▶ _SET EXERCISE_
Word for word, give the material below again, minus any images.

═════ SUPPLIED DATA ═════

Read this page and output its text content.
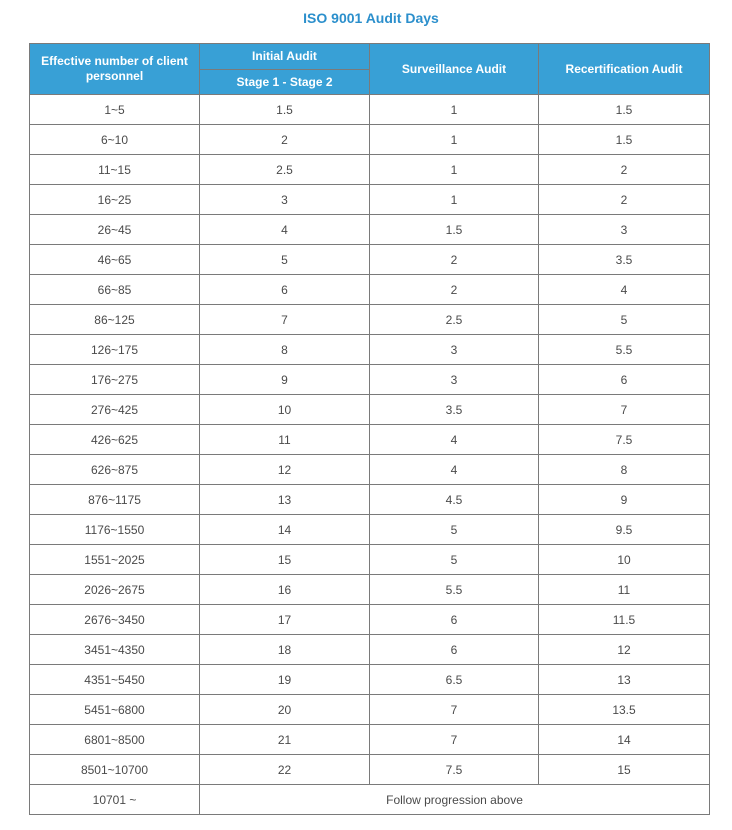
ISO 9001 Audit Days
Effective number of client personnel	Initial Audit	Surveillance Audit	Recertification Audit
	Stage 1 - Stage 2		
1~5	1.5	1	1.5
6~10	2	1	1.5
11~15	2.5	1	2
16~25	3	1	2
26~45	4	1.5	3
46~65	5	2	3.5
66~85	6	2	4
86~125	7	2.5	5
126~175	8	3	5.5
176~275	9	3	6
276~425	10	3.5	7
426~625	11	4	7.5
626~875	12	4	8
876~1175	13	4.5	9
1176~1550	14	5	9.5
1551~2025	15	5	10
2026~2675	16	5.5	11
2676~3450	17	6	11.5
3451~4350	18	6	12
4351~5450	19	6.5	13
5451~6800	20	7	13.5
6801~8500	21	7	14
8501~10700	22	7.5	15
10701 ~	Follow progression above		
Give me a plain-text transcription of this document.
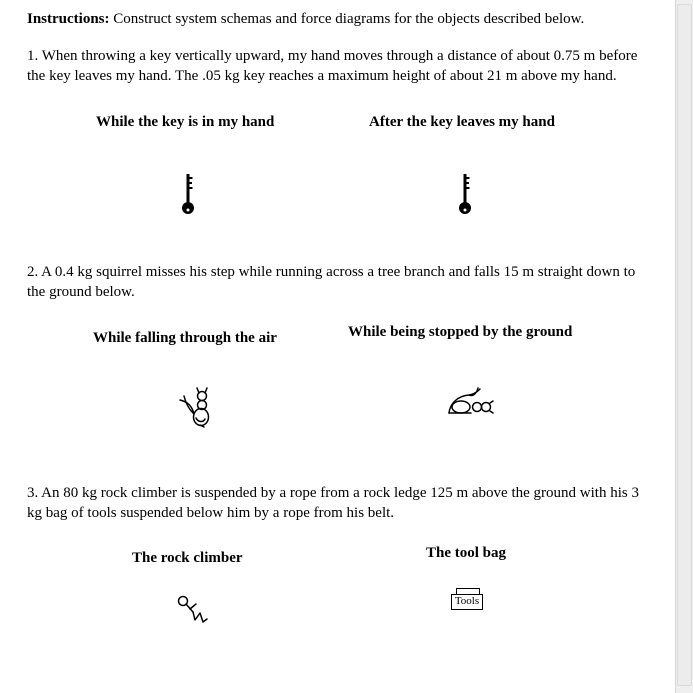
Instructions: Construct system schemas and force diagrams for the objects described below.
1. When throwing a key vertically upward, my hand moves through a distance of about 0.75 m before the key leaves my hand. The .05 kg key reaches a maximum height of about 21 m above my hand.
While the key is in my hand	After the key leaves my hand
2. A 0.4 kg squirrel misses his step while running across a tree branch and falls 15 m straight down to the ground below.
While falling through the air	While being stopped by the ground
3. An 80 kg rock climber is suspended by a rope from a rock ledge 125 m above the ground with his 3 kg bag of tools suspended below him by a rope from his belt.
The rock climber	The tool bag
Tools
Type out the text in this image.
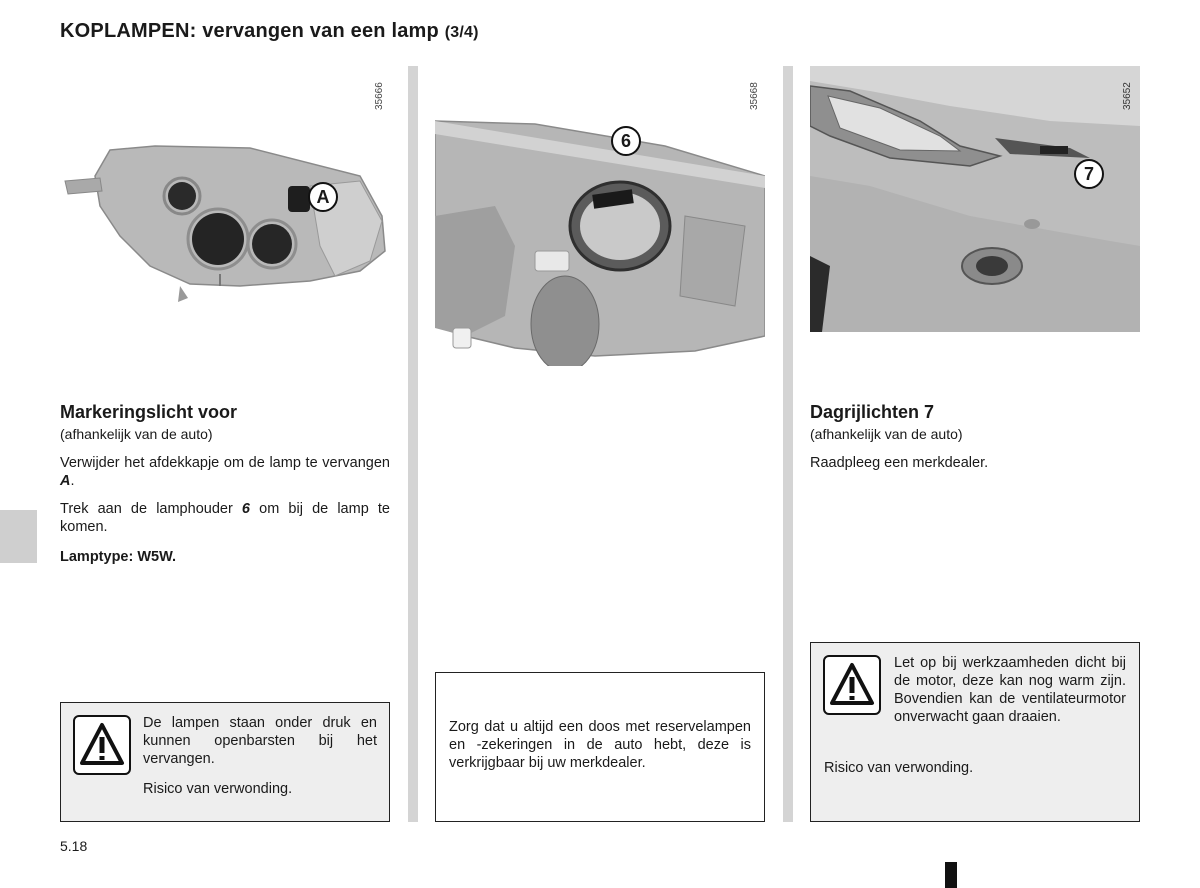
KOPLAMPEN: vervangen van een lamp (3/4)
A
35666
6
35668
7
35652
Markeringslicht voor
(afhankelijk van de auto)
Verwijder het afdekkapje om de lamp te vervangen A.
Trek aan de lamphouder 6 om bij de lamp te komen.
Lamptype: W5W.
De lampen staan onder druk en kunnen openbarsten bij het vervangen.
Risico van verwonding.
Zorg dat u altijd een doos met reservelampen en -zekeringen in de auto hebt, deze is verkrijgbaar bij uw merkdealer.
Dagrijlichten 7
(afhankelijk van de auto)
Raadpleeg een merkdealer.
Let op bij werkzaamheden dicht bij de motor, deze kan nog warm zijn. Bovendien kan de ventilateurmotor onverwacht gaan draaien.
Risico van verwonding.
5.18
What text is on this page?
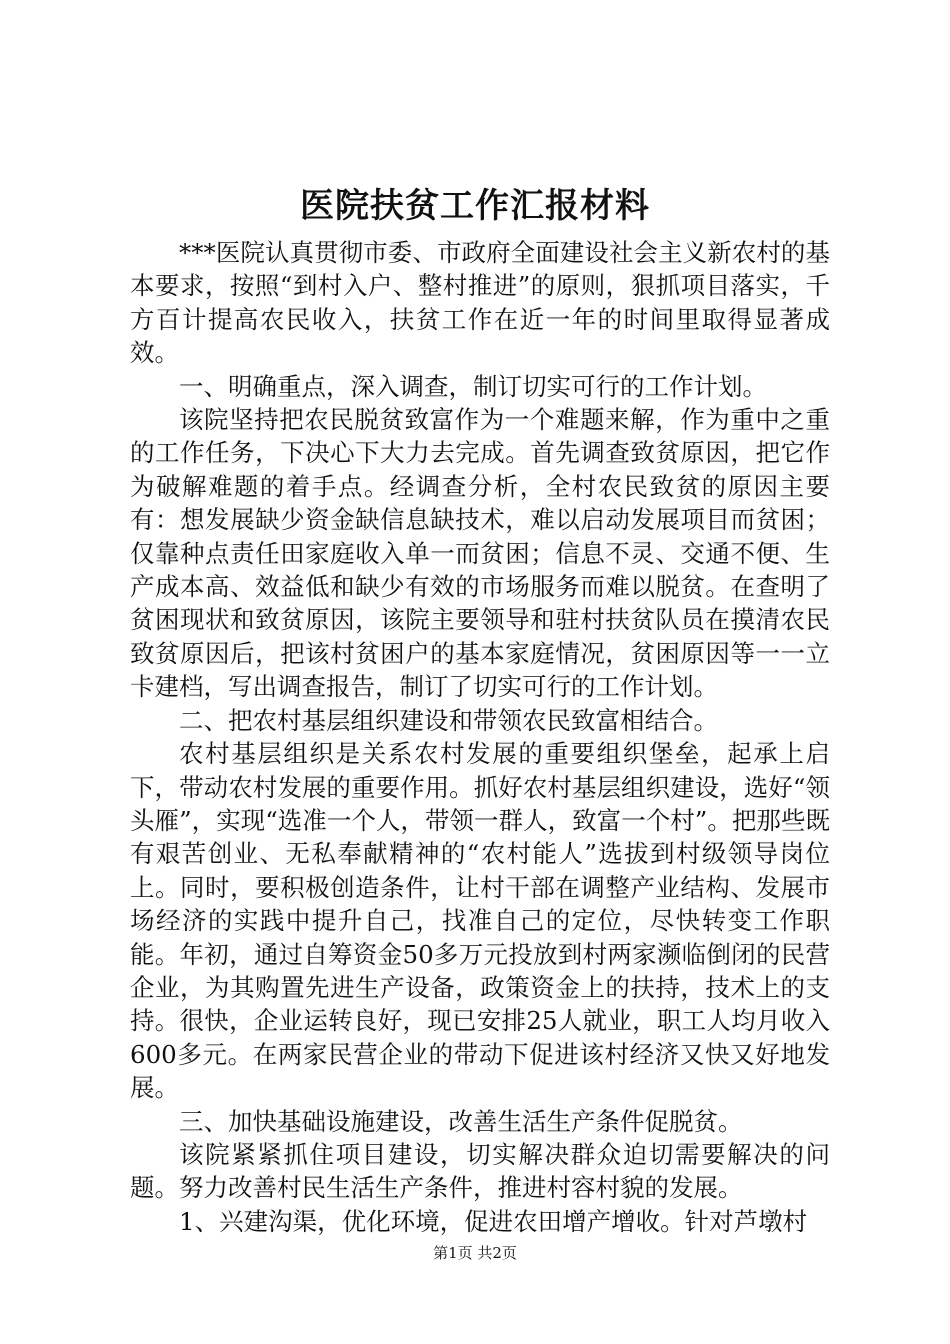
医院扶贫工作汇报材料

***医院认真贯彻市委、市政府全面建设社会主义新农村的基本要求，按照“到村入户、整村推进”的原则，狠抓项目落实，千方百计提高农民收入，扶贫工作在近一年的时间里取得显著成效。

一、明确重点，深入调查，制订切实可行的工作计划。

该院坚持把农民脱贫致富作为一个难题来解，作为重中之重的工作任务，下决心下大力去完成。首先调查致贫原因，把它作为破解难题的着手点。经调查分析，全村农民致贫的原因主要有：想发展缺少资金缺信息缺技术，难以启动发展项目而贫困；仅靠种点责任田家庭收入单一而贫困；信息不灵、交通不便、生产成本高、效益低和缺少有效的市场服务而难以脱贫。在查明了贫困现状和致贫原因，该院主要领导和驻村扶贫队员在摸清农民致贫原因后，把该村贫困户的基本家庭情况，贫困原因等一一立卡建档，写出调查报告，制订了切实可行的工作计划。

二、把农村基层组织建设和带领农民致富相结合。

农村基层组织是关系农村发展的重要组织堡垒，起承上启下，带动农村发展的重要作用。抓好农村基层组织建设，选好“领头雁”，实现“选准一个人，带领一群人，致富一个村”。把那些既有艰苦创业、无私奉献精神的“农村能人”选拔到村级领导岗位上。同时，要积极创造条件，让村干部在调整产业结构、发展市场经济的实践中提升自己，找准自己的定位，尽快转变工作职能。年初，通过自筹资金50多万元投放到村两家濒临倒闭的民营企业，为其购置先进生产设备，政策资金上的扶持，技术上的支持。很快，企业运转良好，现已安排25人就业，职工人均月收入600多元。在两家民营企业的带动下促进该村经济又快又好地发展。

三、加快基础设施建设，改善生活生产条件促脱贫。

该院紧紧抓住项目建设，切实解决群众迫切需要解决的问题。努力改善村民生活生产条件，推进村容村貌的发展。

1、兴建沟渠，优化环境，促进农田增产增收。针对芦墩村

第1页 共2页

═════

▶ _RESULT_
Read this page and output its text content.
ISO 9001 Audit Days
Effective number of client personnel	Initial Audit	Surveillance Audit	Recertification Audit
	Stage 1 - Stage 2		
1~5	1.5	1	1.5
6~10	2	1	1.5
11~15	2.5	1	2
16~25	3	1	2
26~45	4	1.5	3
46~65	5	2	3.5
66~85	6	2	4
86~125	7	2.5	5
126~175	8	3	5.5
176~275	9	3	6
276~425	10	3.5	7
426~625	11	4	7.5
626~875	12	4	8
876~1175	13	4.5	9
1176~1550	14	5	9.5
1551~2025	15	5	10
2026~2675	16	5.5	11
2676~3450	17	6	11.5
3451~4350	18	6	12
4351~5450	19	6.5	13
5451~6800	20	7	13.5
6801~8500	21	7	14
8501~10700	22	7.5	15
10701 ~	Follow progression above		
Give me a plain-text transcription of this document.
Instructions: Construct system schemas and force diagrams for the objects described below.
1. When throwing a key vertically upward, my hand moves through a distance of about 0.75 m before the key leaves my hand. The .05 kg key reaches a maximum height of about 21 m above my hand.
While the key is in my hand	After the key leaves my hand
2. A 0.4 kg squirrel misses his step while running across a tree branch and falls 15 m straight down to the ground below.
While falling through the air	While being stopped by the ground
3. An 80 kg rock climber is suspended by a rope from a rock ledge 125 m above the ground with his 3 kg bag of tools suspended below him by a rope from his belt.
The rock climber	The tool bag
Tools
Type out the text in this image.
KOPLAMPEN: vervangen van een lamp (3/4)
A
35666
6
35668
7
35652
Markeringslicht voor
(afhankelijk van de auto)
Verwijder het afdekkapje om de lamp te vervangen A.
Trek aan de lamphouder 6 om bij de lamp te komen.
Lamptype: W5W.
De lampen staan onder druk en kunnen openbarsten bij het vervangen.
Risico van verwonding.
Zorg dat u altijd een doos met reservelampen en -zekeringen in de auto hebt, deze is verkrijgbaar bij uw merkdealer.
Dagrijlichten 7
(afhankelijk van de auto)
Raadpleeg een merkdealer.
Let op bij werkzaamheden dicht bij de motor, deze kan nog warm zijn. Bovendien kan de ventilateurmotor onverwacht gaan draaien.
Risico van verwonding.
5.18
What text is on this page?
医院扶贫工作汇报材料

***医院认真贯彻市委、市政府全面建设社会主义新农村的基本要求，按照“到村入户、整村推进”的原则，狠抓项目落实，千方百计提高农民收入，扶贫工作在近一年的时间里取得显著成效。

一、明确重点，深入调查，制订切实可行的工作计划。

该院坚持把农民脱贫致富作为一个难题来解，作为重中之重的工作任务，下决心下大力去完成。首先调查致贫原因，把它作为破解难题的着手点。经调查分析，全村农民致贫的原因主要有：想发展缺少资金缺信息缺技术，难以启动发展项目而贫困；仅靠种点责任田家庭收入单一而贫困；信息不灵、交通不便、生产成本高、效益低和缺少有效的市场服务而难以脱贫。在查明了贫困现状和致贫原因，该院主要领导和驻村扶贫队员在摸清农民致贫原因后，把该村贫困户的基本家庭情况，贫困原因等一一立卡建档，写出调查报告，制订了切实可行的工作计划。

二、把农村基层组织建设和带领农民致富相结合。

农村基层组织是关系农村发展的重要组织堡垒，起承上启下，带动农村发展的重要作用。抓好农村基层组织建设，选好“领头雁”，实现“选准一个人，带领一群人，致富一个村”。把那些既有艰苦创业、无私奉献精神的“农村能人”选拔到村级领导岗位上。同时，要积极创造条件，让村干部在调整产业结构、发展市场经济的实践中提升自己，找准自己的定位，尽快转变工作职能。年初，通过自筹资金50多万元投放到村两家濒临倒闭的民营企业，为其购置先进生产设备，政策资金上的扶持，技术上的支持。很快，企业运转良好，现已安排25人就业，职工人均月收入600多元。在两家民营企业的带动下促进该村经济又快又好地发展。

三、加快基础设施建设，改善生活生产条件促脱贫。

该院紧紧抓住项目建设，切实解决群众迫切需要解决的问题。努力改善村民生活生产条件，推进村容村貌的发展。

1、兴建沟渠，优化环境，促进农田增产增收。针对芦墩村

第1页 共2页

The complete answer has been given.